*MATERIAL SHOWN*:
+ + +

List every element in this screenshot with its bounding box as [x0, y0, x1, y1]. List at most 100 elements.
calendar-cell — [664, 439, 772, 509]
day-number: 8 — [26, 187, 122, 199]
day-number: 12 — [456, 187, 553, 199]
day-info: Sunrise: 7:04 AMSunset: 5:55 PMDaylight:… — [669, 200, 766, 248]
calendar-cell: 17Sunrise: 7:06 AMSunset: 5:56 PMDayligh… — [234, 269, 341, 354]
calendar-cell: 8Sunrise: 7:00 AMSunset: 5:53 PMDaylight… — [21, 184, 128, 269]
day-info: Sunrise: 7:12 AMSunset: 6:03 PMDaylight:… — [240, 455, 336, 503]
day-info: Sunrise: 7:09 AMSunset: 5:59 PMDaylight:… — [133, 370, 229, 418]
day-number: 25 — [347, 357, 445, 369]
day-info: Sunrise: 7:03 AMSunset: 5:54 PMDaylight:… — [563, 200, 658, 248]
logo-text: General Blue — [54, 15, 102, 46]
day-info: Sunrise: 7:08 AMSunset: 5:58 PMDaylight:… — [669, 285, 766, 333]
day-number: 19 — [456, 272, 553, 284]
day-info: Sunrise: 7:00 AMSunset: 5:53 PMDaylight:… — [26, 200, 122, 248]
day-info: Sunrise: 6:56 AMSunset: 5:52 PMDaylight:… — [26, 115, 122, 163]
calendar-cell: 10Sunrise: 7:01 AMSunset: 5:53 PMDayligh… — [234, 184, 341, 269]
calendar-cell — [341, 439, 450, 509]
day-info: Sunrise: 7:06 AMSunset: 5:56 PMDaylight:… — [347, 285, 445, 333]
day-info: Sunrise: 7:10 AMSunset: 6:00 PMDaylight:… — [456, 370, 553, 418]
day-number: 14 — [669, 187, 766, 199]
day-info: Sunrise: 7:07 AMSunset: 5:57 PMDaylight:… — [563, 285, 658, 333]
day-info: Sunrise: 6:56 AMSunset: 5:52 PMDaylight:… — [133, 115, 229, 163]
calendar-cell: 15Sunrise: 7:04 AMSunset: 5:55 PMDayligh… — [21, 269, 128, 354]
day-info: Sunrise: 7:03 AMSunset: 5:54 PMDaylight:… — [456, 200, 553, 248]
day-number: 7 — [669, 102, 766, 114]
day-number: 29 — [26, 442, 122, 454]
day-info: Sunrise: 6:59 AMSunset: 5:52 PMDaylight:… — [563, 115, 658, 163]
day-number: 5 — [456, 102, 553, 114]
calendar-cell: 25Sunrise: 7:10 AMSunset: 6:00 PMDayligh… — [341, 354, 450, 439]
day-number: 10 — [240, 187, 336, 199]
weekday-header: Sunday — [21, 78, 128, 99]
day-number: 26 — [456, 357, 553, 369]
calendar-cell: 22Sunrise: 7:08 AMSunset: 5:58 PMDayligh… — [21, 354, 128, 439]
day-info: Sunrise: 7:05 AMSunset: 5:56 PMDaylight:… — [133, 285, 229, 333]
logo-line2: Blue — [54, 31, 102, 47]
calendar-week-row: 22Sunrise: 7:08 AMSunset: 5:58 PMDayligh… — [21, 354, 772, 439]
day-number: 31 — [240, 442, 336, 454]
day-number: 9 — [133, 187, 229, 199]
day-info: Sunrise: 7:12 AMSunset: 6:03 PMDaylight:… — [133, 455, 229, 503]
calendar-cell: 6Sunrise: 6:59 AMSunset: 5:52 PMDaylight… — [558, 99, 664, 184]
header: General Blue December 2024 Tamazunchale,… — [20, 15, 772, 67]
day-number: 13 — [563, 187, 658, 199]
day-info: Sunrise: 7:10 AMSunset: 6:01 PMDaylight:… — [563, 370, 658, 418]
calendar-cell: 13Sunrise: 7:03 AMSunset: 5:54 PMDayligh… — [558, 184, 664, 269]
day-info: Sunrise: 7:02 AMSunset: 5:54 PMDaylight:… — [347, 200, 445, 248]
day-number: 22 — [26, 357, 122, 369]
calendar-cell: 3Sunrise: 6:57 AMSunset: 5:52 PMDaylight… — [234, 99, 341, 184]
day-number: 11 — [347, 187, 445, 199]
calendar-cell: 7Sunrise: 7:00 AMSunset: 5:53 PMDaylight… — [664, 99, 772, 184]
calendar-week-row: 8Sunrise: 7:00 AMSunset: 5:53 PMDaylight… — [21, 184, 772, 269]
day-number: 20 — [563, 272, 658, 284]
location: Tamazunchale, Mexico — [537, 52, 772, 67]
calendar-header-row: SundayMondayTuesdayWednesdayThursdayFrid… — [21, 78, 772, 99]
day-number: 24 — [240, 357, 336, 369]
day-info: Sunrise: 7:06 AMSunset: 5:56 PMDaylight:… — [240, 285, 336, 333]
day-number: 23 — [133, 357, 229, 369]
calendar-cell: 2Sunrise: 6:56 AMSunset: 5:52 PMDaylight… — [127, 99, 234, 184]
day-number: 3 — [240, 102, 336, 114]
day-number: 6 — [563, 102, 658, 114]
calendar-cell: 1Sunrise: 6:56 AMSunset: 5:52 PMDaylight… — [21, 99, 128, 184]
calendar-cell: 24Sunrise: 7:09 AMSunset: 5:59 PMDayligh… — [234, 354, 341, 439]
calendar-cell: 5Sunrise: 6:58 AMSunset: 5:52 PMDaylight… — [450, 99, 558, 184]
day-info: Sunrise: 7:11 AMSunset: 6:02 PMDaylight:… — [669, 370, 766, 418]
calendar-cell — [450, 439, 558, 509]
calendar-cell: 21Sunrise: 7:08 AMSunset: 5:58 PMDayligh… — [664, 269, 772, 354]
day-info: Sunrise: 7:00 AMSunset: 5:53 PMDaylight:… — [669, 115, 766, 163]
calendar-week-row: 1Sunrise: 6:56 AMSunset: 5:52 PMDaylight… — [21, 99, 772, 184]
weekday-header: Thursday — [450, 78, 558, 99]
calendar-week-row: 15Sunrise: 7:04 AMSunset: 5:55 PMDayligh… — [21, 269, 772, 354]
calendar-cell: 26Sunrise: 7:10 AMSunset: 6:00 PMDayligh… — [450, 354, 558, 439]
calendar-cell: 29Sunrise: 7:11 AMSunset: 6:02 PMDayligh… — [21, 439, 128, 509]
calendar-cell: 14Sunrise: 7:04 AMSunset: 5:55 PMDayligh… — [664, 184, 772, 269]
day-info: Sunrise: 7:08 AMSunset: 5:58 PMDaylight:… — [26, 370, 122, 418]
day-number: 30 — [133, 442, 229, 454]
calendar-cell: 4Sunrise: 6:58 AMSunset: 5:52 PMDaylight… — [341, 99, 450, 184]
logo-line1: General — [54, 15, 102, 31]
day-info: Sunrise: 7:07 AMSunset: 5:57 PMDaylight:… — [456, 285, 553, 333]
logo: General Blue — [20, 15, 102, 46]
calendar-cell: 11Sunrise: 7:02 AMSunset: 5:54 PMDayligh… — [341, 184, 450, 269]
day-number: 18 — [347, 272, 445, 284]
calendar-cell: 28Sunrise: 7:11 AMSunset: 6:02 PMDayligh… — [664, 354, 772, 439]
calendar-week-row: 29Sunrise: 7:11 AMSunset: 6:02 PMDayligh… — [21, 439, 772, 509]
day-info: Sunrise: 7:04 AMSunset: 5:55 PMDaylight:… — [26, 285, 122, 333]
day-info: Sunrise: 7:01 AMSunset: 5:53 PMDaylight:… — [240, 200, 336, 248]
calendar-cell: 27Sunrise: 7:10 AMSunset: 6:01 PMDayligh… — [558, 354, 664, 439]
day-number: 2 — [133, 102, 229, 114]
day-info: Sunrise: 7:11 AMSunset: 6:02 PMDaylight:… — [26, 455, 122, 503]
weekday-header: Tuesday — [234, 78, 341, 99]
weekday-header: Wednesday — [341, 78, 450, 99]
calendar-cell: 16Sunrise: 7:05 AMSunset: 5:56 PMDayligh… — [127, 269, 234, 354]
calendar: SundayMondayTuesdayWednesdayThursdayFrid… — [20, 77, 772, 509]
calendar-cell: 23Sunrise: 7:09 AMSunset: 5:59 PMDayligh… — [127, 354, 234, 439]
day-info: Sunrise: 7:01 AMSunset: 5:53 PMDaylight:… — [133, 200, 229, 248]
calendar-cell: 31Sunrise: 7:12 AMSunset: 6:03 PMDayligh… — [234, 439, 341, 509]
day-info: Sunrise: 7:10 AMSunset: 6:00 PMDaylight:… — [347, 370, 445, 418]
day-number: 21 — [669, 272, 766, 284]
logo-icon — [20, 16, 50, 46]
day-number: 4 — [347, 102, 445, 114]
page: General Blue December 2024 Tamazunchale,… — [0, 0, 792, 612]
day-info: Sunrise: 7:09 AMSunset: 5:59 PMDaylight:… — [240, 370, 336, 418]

+ + +

Gather every line in the items above that contains the string "header" and copy each of those lines in full.

*THE RESPONSE*:
weekday-header: Sunday — [21, 78, 128, 99]
header: General Blue December 2024 Tamazunchale,… — [20, 15, 772, 67]
calendar-header-row: SundayMondayTuesdayWednesdayThursdayFrid… — [21, 78, 772, 99]
weekday-header: Thursday — [450, 78, 558, 99]
weekday-header: Tuesday — [234, 78, 341, 99]
weekday-header: Wednesday — [341, 78, 450, 99]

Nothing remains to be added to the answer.